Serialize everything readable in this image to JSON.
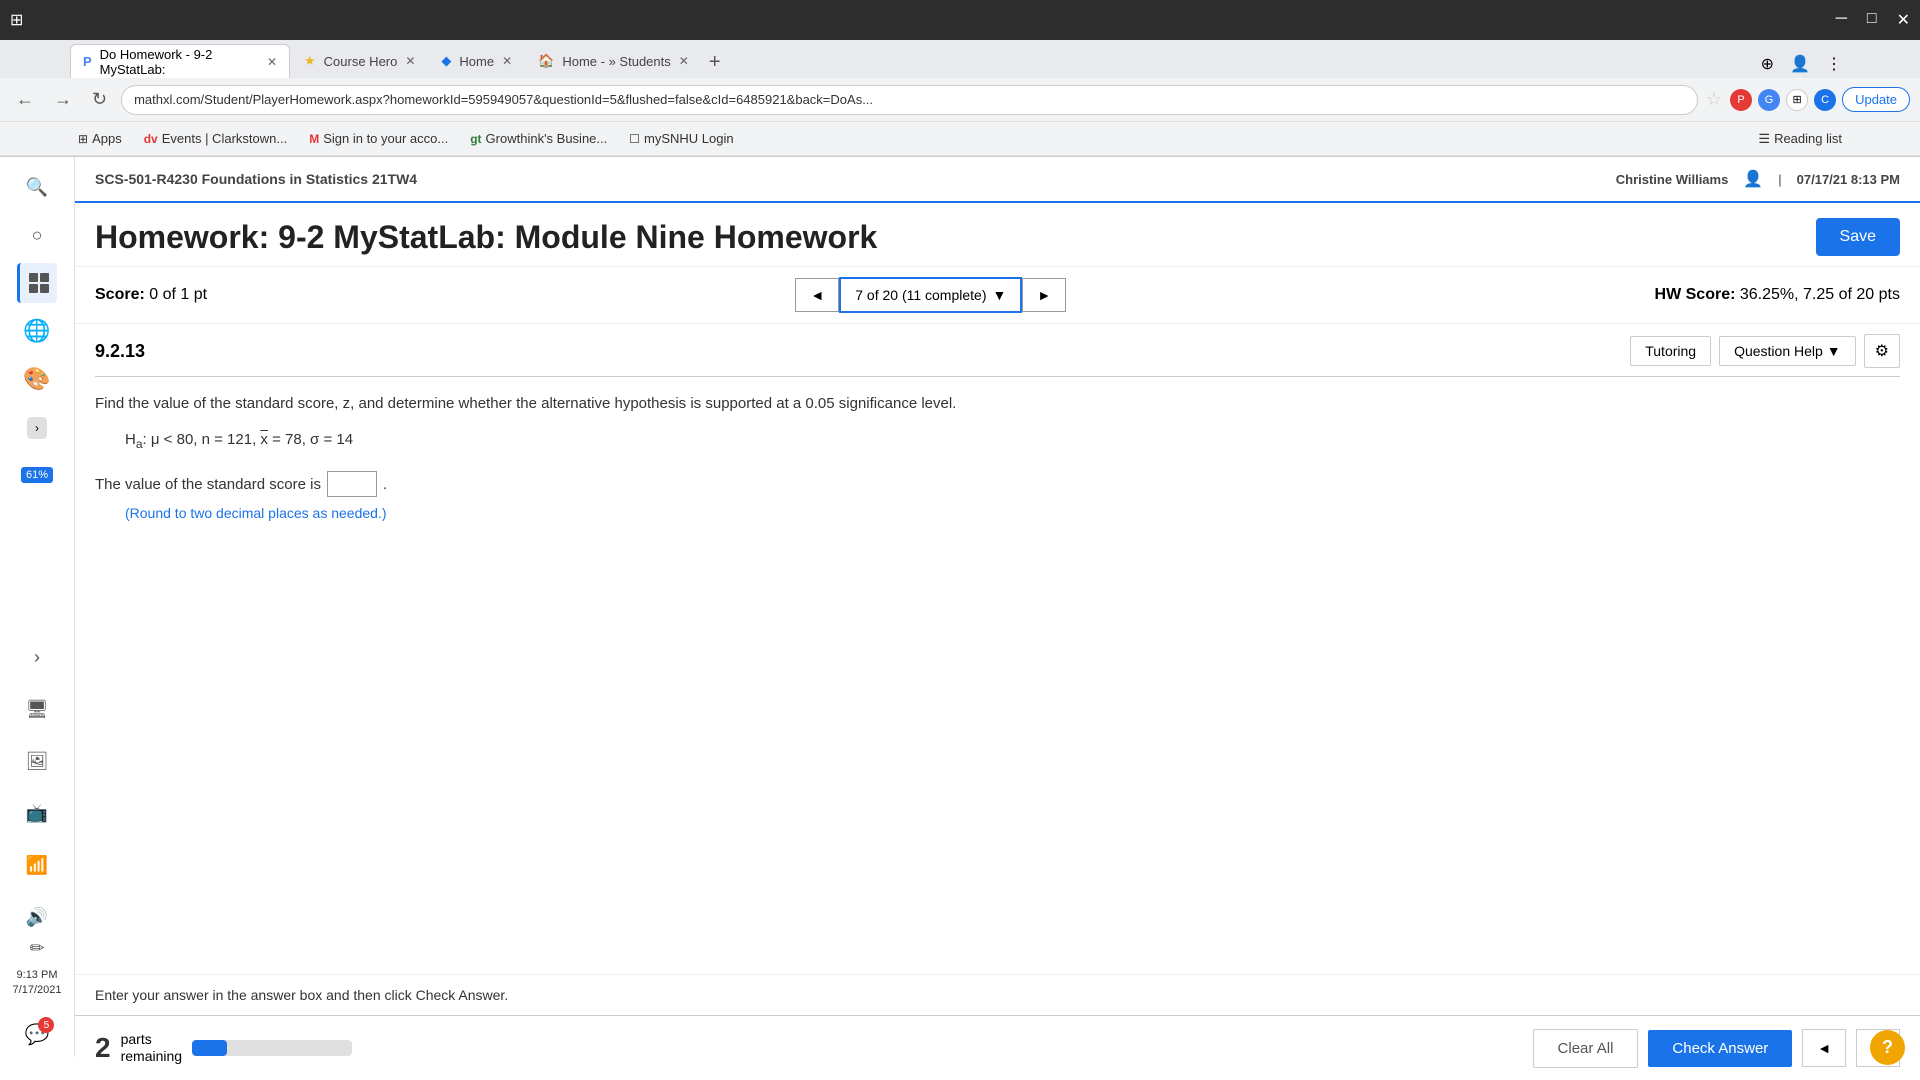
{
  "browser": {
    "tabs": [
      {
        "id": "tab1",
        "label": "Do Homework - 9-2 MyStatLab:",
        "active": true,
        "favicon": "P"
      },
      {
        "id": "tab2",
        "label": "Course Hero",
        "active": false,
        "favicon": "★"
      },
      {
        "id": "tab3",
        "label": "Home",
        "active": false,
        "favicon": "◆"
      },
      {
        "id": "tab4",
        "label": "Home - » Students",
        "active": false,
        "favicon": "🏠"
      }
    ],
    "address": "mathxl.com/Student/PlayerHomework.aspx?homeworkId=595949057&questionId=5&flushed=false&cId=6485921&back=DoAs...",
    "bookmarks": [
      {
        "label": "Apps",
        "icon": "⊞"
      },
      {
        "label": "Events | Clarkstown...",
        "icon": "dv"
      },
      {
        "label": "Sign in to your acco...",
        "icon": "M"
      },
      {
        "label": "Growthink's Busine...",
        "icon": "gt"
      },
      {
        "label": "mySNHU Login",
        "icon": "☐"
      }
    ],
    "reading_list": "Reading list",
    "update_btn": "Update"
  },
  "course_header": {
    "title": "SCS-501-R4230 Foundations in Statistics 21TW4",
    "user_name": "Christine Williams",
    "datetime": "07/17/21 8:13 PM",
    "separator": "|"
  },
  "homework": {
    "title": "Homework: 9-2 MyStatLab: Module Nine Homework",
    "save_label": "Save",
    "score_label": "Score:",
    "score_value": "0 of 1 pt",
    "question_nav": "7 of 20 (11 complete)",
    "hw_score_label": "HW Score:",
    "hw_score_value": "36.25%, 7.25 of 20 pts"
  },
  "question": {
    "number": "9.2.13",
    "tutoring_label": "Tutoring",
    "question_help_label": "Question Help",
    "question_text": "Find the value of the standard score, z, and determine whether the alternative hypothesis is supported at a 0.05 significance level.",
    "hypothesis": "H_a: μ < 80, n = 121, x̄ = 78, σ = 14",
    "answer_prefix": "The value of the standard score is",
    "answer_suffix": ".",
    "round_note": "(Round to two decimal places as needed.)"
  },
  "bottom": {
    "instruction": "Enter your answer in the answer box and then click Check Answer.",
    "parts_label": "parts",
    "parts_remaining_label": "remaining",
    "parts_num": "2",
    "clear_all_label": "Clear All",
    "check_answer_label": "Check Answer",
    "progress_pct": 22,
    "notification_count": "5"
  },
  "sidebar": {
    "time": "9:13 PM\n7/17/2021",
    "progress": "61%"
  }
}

**Exercise aim:** Give the number of lines in the entries above that include the string "your". No other output is expected.

**Answer to the exercise:** 2